[Item position entries]
====

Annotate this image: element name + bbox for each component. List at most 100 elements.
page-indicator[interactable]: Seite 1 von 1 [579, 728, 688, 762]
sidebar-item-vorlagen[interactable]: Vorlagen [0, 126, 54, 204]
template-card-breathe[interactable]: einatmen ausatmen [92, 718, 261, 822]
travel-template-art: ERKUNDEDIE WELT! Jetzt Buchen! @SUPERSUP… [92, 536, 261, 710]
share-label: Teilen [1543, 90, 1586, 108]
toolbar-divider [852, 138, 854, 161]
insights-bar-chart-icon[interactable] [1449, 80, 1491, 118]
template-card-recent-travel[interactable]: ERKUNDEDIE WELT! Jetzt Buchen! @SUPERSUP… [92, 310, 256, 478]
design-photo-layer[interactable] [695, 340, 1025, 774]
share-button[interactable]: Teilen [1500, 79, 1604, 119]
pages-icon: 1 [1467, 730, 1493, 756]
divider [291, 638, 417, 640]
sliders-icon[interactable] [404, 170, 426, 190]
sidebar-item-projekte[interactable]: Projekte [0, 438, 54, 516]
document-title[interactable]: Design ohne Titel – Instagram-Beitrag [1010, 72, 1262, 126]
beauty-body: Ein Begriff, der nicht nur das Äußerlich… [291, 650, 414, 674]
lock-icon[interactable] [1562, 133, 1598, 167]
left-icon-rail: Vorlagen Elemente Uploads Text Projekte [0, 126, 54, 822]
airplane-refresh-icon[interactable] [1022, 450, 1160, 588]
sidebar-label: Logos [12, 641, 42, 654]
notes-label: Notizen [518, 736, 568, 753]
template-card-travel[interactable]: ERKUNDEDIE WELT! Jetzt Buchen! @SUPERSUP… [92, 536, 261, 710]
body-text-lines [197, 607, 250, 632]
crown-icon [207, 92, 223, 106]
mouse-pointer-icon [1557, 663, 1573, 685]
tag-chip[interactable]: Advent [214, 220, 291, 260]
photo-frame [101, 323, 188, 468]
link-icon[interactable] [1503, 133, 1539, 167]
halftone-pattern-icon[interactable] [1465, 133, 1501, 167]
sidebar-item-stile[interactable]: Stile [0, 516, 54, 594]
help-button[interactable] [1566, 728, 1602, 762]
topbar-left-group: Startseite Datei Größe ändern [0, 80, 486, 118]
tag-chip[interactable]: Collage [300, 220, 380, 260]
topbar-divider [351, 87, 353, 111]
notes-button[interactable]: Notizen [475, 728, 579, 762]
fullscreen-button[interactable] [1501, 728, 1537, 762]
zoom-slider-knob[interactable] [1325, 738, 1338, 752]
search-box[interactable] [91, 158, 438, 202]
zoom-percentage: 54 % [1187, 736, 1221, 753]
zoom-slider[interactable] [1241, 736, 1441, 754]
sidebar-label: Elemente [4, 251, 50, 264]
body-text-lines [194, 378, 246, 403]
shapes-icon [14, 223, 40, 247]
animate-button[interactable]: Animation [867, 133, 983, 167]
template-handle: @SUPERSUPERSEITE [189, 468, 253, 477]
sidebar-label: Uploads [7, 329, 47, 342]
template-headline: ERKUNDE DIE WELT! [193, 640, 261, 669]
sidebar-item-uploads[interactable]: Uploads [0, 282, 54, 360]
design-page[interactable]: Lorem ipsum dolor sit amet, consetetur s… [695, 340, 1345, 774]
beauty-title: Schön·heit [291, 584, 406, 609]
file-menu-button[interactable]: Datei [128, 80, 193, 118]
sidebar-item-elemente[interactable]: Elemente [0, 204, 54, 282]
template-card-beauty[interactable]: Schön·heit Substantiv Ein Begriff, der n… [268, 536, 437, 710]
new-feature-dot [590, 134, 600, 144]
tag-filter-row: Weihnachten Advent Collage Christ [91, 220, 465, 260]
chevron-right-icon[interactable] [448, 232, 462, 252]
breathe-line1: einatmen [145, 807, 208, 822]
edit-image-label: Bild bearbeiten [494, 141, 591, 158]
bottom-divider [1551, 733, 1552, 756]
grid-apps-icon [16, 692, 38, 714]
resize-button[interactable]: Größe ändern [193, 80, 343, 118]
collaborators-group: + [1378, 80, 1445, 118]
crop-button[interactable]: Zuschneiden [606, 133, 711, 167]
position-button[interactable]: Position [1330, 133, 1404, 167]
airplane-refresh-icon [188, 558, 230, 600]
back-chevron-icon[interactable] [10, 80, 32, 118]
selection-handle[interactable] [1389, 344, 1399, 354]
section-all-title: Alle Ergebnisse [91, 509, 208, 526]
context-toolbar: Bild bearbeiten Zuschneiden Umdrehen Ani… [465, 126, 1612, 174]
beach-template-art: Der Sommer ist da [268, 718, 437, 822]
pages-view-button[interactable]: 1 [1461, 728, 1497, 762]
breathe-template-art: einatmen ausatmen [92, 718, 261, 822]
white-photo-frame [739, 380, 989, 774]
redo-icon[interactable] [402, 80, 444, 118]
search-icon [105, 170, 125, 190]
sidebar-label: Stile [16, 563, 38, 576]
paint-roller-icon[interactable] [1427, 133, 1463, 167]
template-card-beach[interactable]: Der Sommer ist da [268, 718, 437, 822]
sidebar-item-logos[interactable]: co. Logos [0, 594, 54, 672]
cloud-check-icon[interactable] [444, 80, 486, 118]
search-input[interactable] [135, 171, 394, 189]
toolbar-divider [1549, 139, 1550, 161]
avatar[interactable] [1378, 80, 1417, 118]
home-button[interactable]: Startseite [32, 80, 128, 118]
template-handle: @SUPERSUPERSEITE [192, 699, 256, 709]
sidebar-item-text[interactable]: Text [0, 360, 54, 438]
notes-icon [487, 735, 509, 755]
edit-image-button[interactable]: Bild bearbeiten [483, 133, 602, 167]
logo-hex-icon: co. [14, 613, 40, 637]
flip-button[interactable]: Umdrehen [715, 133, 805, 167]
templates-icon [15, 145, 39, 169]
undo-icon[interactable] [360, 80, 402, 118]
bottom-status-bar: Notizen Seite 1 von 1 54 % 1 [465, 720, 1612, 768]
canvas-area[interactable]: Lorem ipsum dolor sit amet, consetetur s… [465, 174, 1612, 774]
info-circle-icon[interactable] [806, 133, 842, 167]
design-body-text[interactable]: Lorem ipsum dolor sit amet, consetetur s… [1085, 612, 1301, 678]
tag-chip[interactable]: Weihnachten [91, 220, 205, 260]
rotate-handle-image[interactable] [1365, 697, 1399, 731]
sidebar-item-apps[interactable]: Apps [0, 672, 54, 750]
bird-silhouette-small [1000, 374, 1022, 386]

====

▸ **What is needed**
Repeat the stretch of the material above from the start through the line containing "halftone-pattern-icon[interactable] [1465, 133, 1501, 167]", both ends included, without changing anything.

▸ **The result**
Annotate this image: element name + bbox for each component. List at most 100 elements.
page-indicator[interactable]: Seite 1 von 1 [579, 728, 688, 762]
sidebar-item-vorlagen[interactable]: Vorlagen [0, 126, 54, 204]
template-card-breathe[interactable]: einatmen ausatmen [92, 718, 261, 822]
travel-template-art: ERKUNDEDIE WELT! Jetzt Buchen! @SUPERSUP… [92, 536, 261, 710]
share-label: Teilen [1543, 90, 1586, 108]
toolbar-divider [852, 138, 854, 161]
insights-bar-chart-icon[interactable] [1449, 80, 1491, 118]
template-card-recent-travel[interactable]: ERKUNDEDIE WELT! Jetzt Buchen! @SUPERSUP… [92, 310, 256, 478]
design-photo-layer[interactable] [695, 340, 1025, 774]
share-button[interactable]: Teilen [1500, 79, 1604, 119]
pages-icon: 1 [1467, 730, 1493, 756]
divider [291, 638, 417, 640]
sliders-icon[interactable] [404, 170, 426, 190]
sidebar-item-projekte[interactable]: Projekte [0, 438, 54, 516]
document-title[interactable]: Design ohne Titel – Instagram-Beitrag [1010, 72, 1262, 126]
beauty-body: Ein Begriff, der nicht nur das Äußerlich… [291, 650, 414, 674]
lock-icon[interactable] [1562, 133, 1598, 167]
left-icon-rail: Vorlagen Elemente Uploads Text Projekte [0, 126, 54, 822]
airplane-refresh-icon[interactable] [1022, 450, 1160, 588]
sidebar-label: Logos [12, 641, 42, 654]
notes-label: Notizen [518, 736, 568, 753]
template-card-travel[interactable]: ERKUNDEDIE WELT! Jetzt Buchen! @SUPERSUP… [92, 536, 261, 710]
body-text-lines [197, 607, 250, 632]
crown-icon [207, 92, 223, 106]
mouse-pointer-icon [1557, 663, 1573, 685]
tag-chip[interactable]: Advent [214, 220, 291, 260]
photo-frame [101, 323, 188, 468]
link-icon[interactable] [1503, 133, 1539, 167]
halftone-pattern-icon[interactable] [1465, 133, 1501, 167]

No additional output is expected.